DOCUMENT TEXT:
The Tale of a Vintage Spacecraft That’ll Never Make it Home




 

By Sarah Scoles in Discover Magazine

 

Your mission, should you choose to accept it: Find and reanimate an ailing spacecraft, prevent it from hurtling into deep space, and guide it back to stable orbit near Earth. This setup could be the plot of a cheesy computer game, but it was actually the summer plan of a team of renegade spacemen.

The group of ambitious volunteer-engineers made contact with a 1970s spacecraft, downloaded its data, and attempted to shift its trajectory homeward. They wanted to resume the craft’s mission and siphon its data back down to Earth. Their initial plan, however, failed on Wednesday when they discovered the thrusters were out of juice—but in the wake of that setback they are altering, rather than abandoning, their plans.

Rocketry Reanimation

The craft is the International Sun-Earth Explorer (for better or worse, nicknamed ISEE-3)—launched in 1978, back in the good old days when NASA actually sent metal objects into space. ISEE-3 was designed to study the barrage of protons and electrons flowing from the sun, but scientists also steered it into the tail of Comet Giacobini-Zinner in 1985. Soon after, in 1987, NASA commanded it to fire its last thrusts, putting it into a wide solar orbit that wouldn’t whip it back near Earth until this year.

Spaceflight engineer Robert Farquhar, who was on the original launch team, suggested at the time that on this 2014 approach, NASA could redirect the craft into Earth’s orbit. A space shuttle could collect it, pat it on the back, and bring it back home, where they could close out the mission and download the collective knowledge of the craft’s instruments.

Farquhar obviously couldn’t see into the future. In the real 2014, a) space shuttles live in museums, not in space, and b) NASA updated its communications system—the Deep Space Network (DSN)—15 years ago, meaning the agency now has no way to send commands to its older spacecraft. So though the DSN can detect transmissions from ISEE-3, it can’t send any to it.

A Better Future

While there’s some poetry to the idea of an antiquated craft drifting away into space, chattering radio waves and hearing nothing in return, Farquhar wanted more for ISEE-3. After finding the quiet radio pings, Farquhar learned that no one had pulled the power plug after the mission was officially over and, on top of that, some fuel was likely left in the tank. So he teamed up with a gang of engineers, software developers, and astronomy types to create the ISEE-3 Reboot Project. Two members—Keith Cowing, who runs the website NASA Watch (known for snarkily publishing internal memos and audit reports), and Dennis Wingo, the head of space engineering operation Skycorp—suggested a crowdfunding campaign.

DATASET ENTRIES:
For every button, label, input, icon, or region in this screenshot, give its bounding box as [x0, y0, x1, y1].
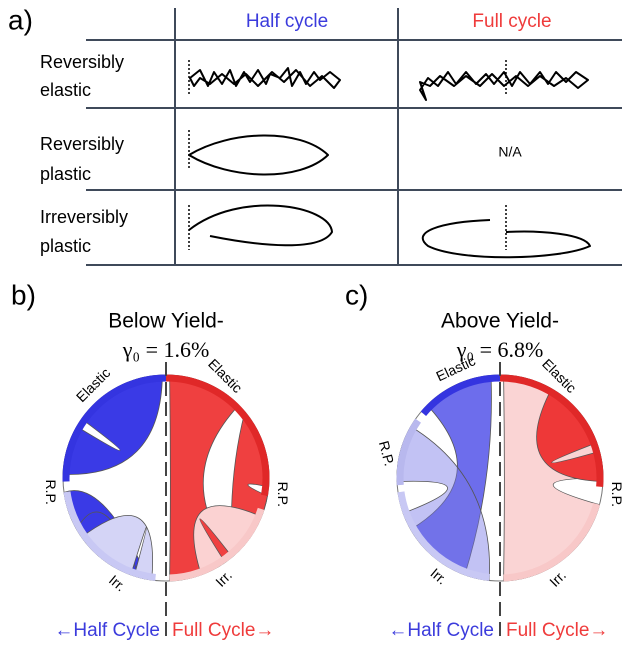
row-label: Irreversibly: [40, 207, 128, 227]
row-label: plastic: [40, 236, 91, 256]
arc-label: Irr.: [427, 565, 450, 588]
trace: [188, 204, 333, 247]
arc-label: R.P.: [376, 439, 398, 468]
panel-equation: γ₀ = 6.8%: [456, 337, 544, 362]
column-header: Full cycle: [472, 11, 551, 32]
chord-ribbon: [193, 505, 263, 576]
arc-label: R.P.: [609, 482, 625, 507]
chord-arc: [165, 374, 270, 496]
chord-arc: [397, 491, 490, 581]
column-header: Half cycle: [246, 11, 328, 32]
trace: [419, 71, 589, 101]
arc-label: Irr.: [106, 572, 129, 595]
chord-arc: [503, 502, 600, 582]
arc-label: R.P.: [275, 482, 291, 507]
footer-right: Full Cycle→: [172, 620, 274, 641]
arc-label: Irr.: [212, 567, 235, 590]
trace: [421, 219, 591, 259]
chord-arc: [396, 418, 421, 486]
arc-label: Irr.: [546, 567, 569, 590]
footer-left: ←Half Cycle: [388, 620, 494, 641]
panel-equation: γ₀ = 1.6%: [122, 337, 210, 362]
panel-title: Below Yield-: [108, 310, 224, 333]
panel-a: a) Half cycle Full cycle Reversibly elas…: [8, 4, 622, 266]
trace: [188, 134, 329, 176]
na-label: N/A: [498, 144, 522, 160]
footer-right: Full Cycle→: [506, 620, 608, 641]
chord-arc: [169, 507, 265, 582]
row-label: Reversibly: [40, 52, 124, 72]
row-label: elastic: [40, 80, 91, 100]
panel-title: Above Yield-: [441, 310, 559, 333]
chord-arc: [62, 374, 167, 482]
chord-arc: [63, 491, 156, 581]
chord-arc: [420, 374, 501, 417]
chord-arc: [499, 374, 604, 488]
panel-label: b): [11, 279, 36, 310]
panel-label: a): [8, 4, 33, 35]
footer-left: ←Half Cycle: [54, 620, 160, 641]
row-label: Reversibly: [40, 134, 124, 154]
trace: [189, 67, 341, 89]
panel-label: c): [345, 279, 368, 310]
row-label: plastic: [40, 164, 91, 184]
arc-label: R.P.: [43, 480, 59, 505]
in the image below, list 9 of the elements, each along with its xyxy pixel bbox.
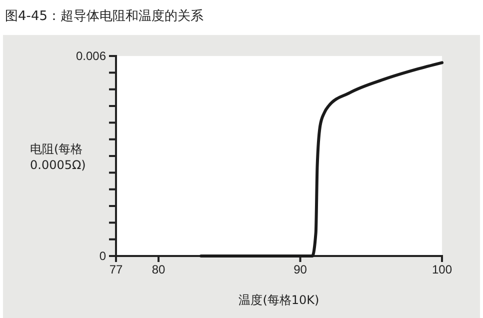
x-tick-label: 90 [294, 262, 308, 277]
chart-title: 图4-45：超导体电阻和温度的关系 [5, 8, 204, 24]
x-axis-title: 温度(每格10K) [238, 293, 320, 307]
x-tick-label: 100 [432, 262, 452, 277]
x-tick-label: 80 [152, 262, 166, 277]
y-tick-label: 0.006 [76, 48, 106, 63]
y-tick-label: 0 [99, 248, 106, 263]
x-tick-label: 77 [109, 262, 123, 277]
y-axis-title: 电阻(每格 0.0005Ω) [30, 142, 86, 172]
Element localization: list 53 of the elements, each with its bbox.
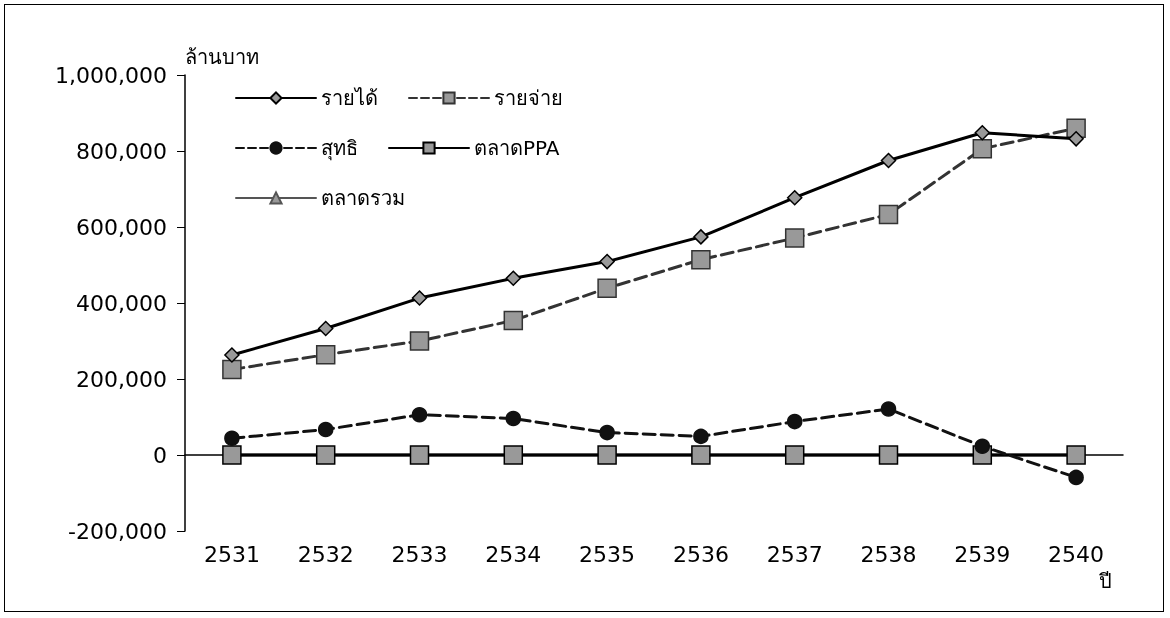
y-tick-label: -200,000 xyxy=(68,518,167,544)
point xyxy=(505,410,522,427)
x-tick-label: 2539 xyxy=(954,541,1011,567)
point xyxy=(972,138,993,159)
point xyxy=(784,228,805,248)
x-tick-label: 2538 xyxy=(860,541,917,567)
y-axis-title: ล้านบาท xyxy=(185,45,259,69)
point xyxy=(691,249,711,270)
legend-label: ตลาดPPA xyxy=(474,136,560,160)
point xyxy=(224,430,240,447)
point xyxy=(1068,131,1084,147)
y-tick-label: 400,000 xyxy=(76,290,167,316)
y-tick-label: 800,000 xyxy=(76,138,167,164)
legend-label: รายจ่าย xyxy=(494,86,563,110)
point xyxy=(315,344,336,365)
point xyxy=(880,401,897,417)
point xyxy=(222,359,242,380)
point xyxy=(878,204,899,225)
point xyxy=(317,320,334,337)
point xyxy=(786,189,803,206)
x-tick-label: 2535 xyxy=(579,541,636,567)
point xyxy=(880,152,897,169)
x-tick-label: 2532 xyxy=(297,541,354,567)
point xyxy=(409,331,430,351)
point xyxy=(974,438,991,455)
point xyxy=(317,421,334,438)
y-tick-label: 1,000,000 xyxy=(55,62,167,88)
point xyxy=(786,413,803,430)
y-tick-label: 200,000 xyxy=(76,366,167,392)
legend-label: รายได้ xyxy=(321,86,378,110)
x-tick-label: 2540 xyxy=(1048,541,1105,567)
x-tick-label: 2536 xyxy=(672,541,729,567)
x-tick-label: 2537 xyxy=(766,541,823,567)
y-tick-label: 600,000 xyxy=(76,214,167,240)
x-axis-title: ปี xyxy=(1099,569,1112,593)
point xyxy=(1068,469,1084,486)
point xyxy=(224,347,240,363)
point xyxy=(411,290,428,306)
point xyxy=(599,424,615,441)
point xyxy=(693,229,709,245)
x-tick-label: 2534 xyxy=(485,541,542,567)
point xyxy=(597,278,617,298)
point xyxy=(693,428,709,445)
y-tick-label: 0 xyxy=(153,442,167,468)
point xyxy=(411,406,428,423)
x-tick-label: 2533 xyxy=(391,541,448,567)
point xyxy=(503,310,524,331)
legend-label: สุทธิ xyxy=(321,136,358,161)
point xyxy=(505,270,522,287)
x-tick-label: 2531 xyxy=(203,541,260,567)
point xyxy=(974,125,991,141)
point xyxy=(599,253,615,270)
legend-label: ตลาดรวม xyxy=(321,186,405,210)
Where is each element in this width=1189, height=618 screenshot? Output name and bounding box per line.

STATED TASK A:
Retype the ISEE-3 article from "Rocketry Reanimation" to "until this year.".
STATED TASK B:
In the ISEE-3 article, which two members of the ISEE-3 Reboot Project suggested a crowdfunding campaign?
STATED TASK C:
Continue the ISEE-3 article from the point where it stops.

EXERCISE OUTPUT A:
Rocketry Reanimation

The craft is the International Sun-Earth Explorer (for better or worse, nicknamed ISEE-3)—launched in 1978, back in the good old days when NASA actually sent metal objects into space. ISEE-3 was designed to study the barrage of protons and electrons flowing from the sun, but scientists also steered it into the tail of Comet Giacobini-Zinner in 1985. Soon after, in 1987, NASA commanded it to fire its last thrusts, putting it into a wide solar orbit that wouldn’t whip it back near Earth until this year.

EXERCISE OUTPUT B:
Keith Cowing and Dennis Wingo.

EXERCISE OUTPUT C:
Through the site Rockethub, the Reboot Project collected more than $160,000 in donations. Which they are making good use of: They not only had to write hardware-mimicking code that reached back in techno-time to speak ISEE-3′s language, they also—being a private project—need to pay for the time on the radio antennas that send commands and receive responses.

Making Contact with the Craft

During the first stages of the project, things were looking up. Last week, the team used the Arecibo Telescope in Puerto Rico (made famous in the James Bond movie Golden Eye and the Jodie Foster classic Contact) to command the long-lost explorer to “spin up” and send some scientific data back to them. It did both. The team pulsed the thrusters 11 times, making the spacecraft rotate end-over-end. And ISEE-3 relayed back magnetic readings from a recent solar event. Turns out, it’s been paying attention this whole time!

But on July 8, an attempted “trajectory correction maneuver” didn’t go as planned. The new, corrected trajectory was supposed take ISEE-3 out of its current orbit and bring it back toward Earth. But after just 63 pulses, ISEE-3 seemed to ignore the Reboot Project’s carefully crafted commands. The zombie spacecraft was, it appeared, out of the nitrogen that pushes the hydrazine fuel into the thrusters.

Without that push, ISEE-3 will have to stay in whatever orbit it’s currently in. Maybe it will crash into the moon on its flyby. Maybe it will just go back into space deeper than the space from whence it came. On July 11, the team will use the Deep Space Network to locate ISEE-3 and figure out where, exactly, it’s headed. But no matter what, it’s never going to fly home.

The Need for Nostalgia

All is not lost, though. ISEE-3 still will make a close pass by Earth on August 10. We can wave. And from now until approximately three months from now, Project Reboot will be able to keep the craft company, tracking it and downloading its readings. Although that’s not as cool as making it our next-door neighbor, no one would be talking to ISEE-3 at all without this project. The cosmic castaway would just wing by Earth, pinging the abyss and hoarding space-data we’d never see.

So we’re left with the question “Is it better to have tried and failed than not to have tried at all?” Cowing seems to think so. As he told SpaceNews on July 9, “We did stuff that was widely seen as impossible, improbable, and impractical. You need to focus on the absurd things that are possible.”

And it’s focused minds on the usefulness of the past. The relentless advancement of technology is good for Mars rovers and Netflix streaming speeds, but it also means we abandon still-useful gadgets. And magnetic readings from the sun are magnetic readings from the sun, whether they come from a silicon-encrusted modern craft or a disco-era one.

In resurrecting ISEE-3, we’re stopping to consider what we’ve left behind. To be sure, this nostalgia is what privately funded programs are for, and not what should motivate federal space agencies. NASA should still move forward and do things like send landers to Jupiter to see if Europa Report was accurate.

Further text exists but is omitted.